:: Goal ::
Set down exactly, and only, the lines from the one with "Serialize everything readable" to the final line of the entries, both included.

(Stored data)
══════════
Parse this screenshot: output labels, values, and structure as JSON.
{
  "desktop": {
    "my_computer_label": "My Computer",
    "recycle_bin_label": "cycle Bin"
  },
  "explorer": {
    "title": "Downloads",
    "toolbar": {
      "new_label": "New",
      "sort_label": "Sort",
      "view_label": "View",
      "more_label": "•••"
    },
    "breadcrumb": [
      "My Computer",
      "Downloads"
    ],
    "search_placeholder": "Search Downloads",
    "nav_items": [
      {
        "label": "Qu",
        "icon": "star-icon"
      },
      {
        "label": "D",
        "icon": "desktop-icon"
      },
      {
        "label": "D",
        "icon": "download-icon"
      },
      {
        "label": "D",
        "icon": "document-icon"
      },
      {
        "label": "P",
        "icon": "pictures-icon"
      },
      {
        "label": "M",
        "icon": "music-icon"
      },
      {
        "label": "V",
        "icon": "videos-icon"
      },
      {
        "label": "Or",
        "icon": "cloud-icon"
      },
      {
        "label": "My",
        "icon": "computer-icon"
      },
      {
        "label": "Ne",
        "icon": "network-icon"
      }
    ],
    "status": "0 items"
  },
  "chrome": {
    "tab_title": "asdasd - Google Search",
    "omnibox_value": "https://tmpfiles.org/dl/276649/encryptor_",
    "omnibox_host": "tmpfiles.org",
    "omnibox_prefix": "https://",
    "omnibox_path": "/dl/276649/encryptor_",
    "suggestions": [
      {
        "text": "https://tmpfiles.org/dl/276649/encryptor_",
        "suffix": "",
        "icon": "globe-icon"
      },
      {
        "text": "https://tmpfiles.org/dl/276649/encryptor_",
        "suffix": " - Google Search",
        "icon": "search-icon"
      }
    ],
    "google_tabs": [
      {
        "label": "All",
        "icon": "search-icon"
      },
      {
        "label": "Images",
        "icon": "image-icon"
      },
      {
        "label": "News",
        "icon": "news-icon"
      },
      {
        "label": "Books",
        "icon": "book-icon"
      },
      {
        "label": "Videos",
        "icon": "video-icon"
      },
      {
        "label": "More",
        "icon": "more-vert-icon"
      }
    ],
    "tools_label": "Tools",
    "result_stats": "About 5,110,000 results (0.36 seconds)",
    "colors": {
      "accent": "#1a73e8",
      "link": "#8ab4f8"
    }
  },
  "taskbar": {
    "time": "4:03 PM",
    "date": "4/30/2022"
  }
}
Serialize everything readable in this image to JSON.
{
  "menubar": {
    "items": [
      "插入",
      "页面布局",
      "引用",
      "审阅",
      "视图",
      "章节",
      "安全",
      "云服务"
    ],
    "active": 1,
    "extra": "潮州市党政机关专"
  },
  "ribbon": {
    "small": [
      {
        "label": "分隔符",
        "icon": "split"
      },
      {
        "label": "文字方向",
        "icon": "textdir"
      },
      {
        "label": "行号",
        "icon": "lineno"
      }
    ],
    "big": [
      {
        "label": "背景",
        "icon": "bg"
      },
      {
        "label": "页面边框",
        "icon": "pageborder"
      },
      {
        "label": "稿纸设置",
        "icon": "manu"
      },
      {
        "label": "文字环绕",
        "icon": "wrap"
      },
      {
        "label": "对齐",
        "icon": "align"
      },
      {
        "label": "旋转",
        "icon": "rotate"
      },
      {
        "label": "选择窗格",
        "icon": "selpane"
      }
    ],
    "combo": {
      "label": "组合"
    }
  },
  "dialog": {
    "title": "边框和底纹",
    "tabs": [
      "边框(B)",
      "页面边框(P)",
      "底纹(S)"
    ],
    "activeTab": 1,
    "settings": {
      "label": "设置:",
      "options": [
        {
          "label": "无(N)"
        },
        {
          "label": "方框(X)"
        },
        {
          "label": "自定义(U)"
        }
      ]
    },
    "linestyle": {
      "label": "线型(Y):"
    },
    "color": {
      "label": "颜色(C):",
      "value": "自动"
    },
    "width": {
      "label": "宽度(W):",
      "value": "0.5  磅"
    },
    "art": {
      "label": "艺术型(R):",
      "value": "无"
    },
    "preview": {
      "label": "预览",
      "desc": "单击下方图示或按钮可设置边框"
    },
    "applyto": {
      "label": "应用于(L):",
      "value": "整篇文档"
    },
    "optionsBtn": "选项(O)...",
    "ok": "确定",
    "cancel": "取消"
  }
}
══════════
:: Exercise solution ::
Serialize everything readable in this image to JSON.
{
  "menubar": {
    "items": [
      "插入",
      "页面布局",
      "引用",
      "审阅",
      "视图",
      "章节",
      "安全",
      "云服务"
    ],
    "active": 1,
    "extra": "潮州市党政机关专"
  },
  "ribbon": {
    "small": [
      {
        "label": "分隔符",
        "icon": "split"
      },
      {
        "label": "文字方向",
        "icon": "textdir"
      },
      {
        "label": "行号",
        "icon": "lineno"
      }
    ],
    "big": [
      {
        "label": "背景",
        "icon": "bg"
      },
      {
        "label": "页面边框",
        "icon": "pageborder"
      },
      {
        "label": "稿纸设置",
        "icon": "manu"
      },
      {
        "label": "文字环绕",
        "icon": "wrap"
      },
      {
        "label": "对齐",
        "icon": "align"
      },
      {
        "label": "旋转",
        "icon": "rotate"
      },
      {
        "label": "选择窗格",
        "icon": "selpane"
      }
    ],
    "combo": {
      "label": "组合"
    }
  },
  "dialog": {
    "title": "边框和底纹",
    "tabs": [
      "边框(B)",
      "页面边框(P)",
      "底纹(S)"
    ],
    "activeTab": 1,
    "settings": {
      "label": "设置:",
      "options": [
        {
          "label": "无(N)"
        },
        {
          "label": "方框(X)"
        },
        {
          "label": "自定义(U)"
        }
      ]
    },
    "linestyle": {
      "label": "线型(Y):"
    },
    "color": {
      "label": "颜色(C):",
      "value": "自动"
    },
    "width": {
      "label": "宽度(W):",
      "value": "0.5  磅"
    },
    "art": {
      "label": "艺术型(R):",
      "value": "无"
    },
    "preview": {
      "label": "预览",
      "desc": "单击下方图示或按钮可设置边框"
    },
    "applyto": {
      "label": "应用于(L):",
      "value": "整篇文档"
    },
    "optionsBtn": "选项(O)...",
    "ok": "确定",
    "cancel": "取消"
  }
}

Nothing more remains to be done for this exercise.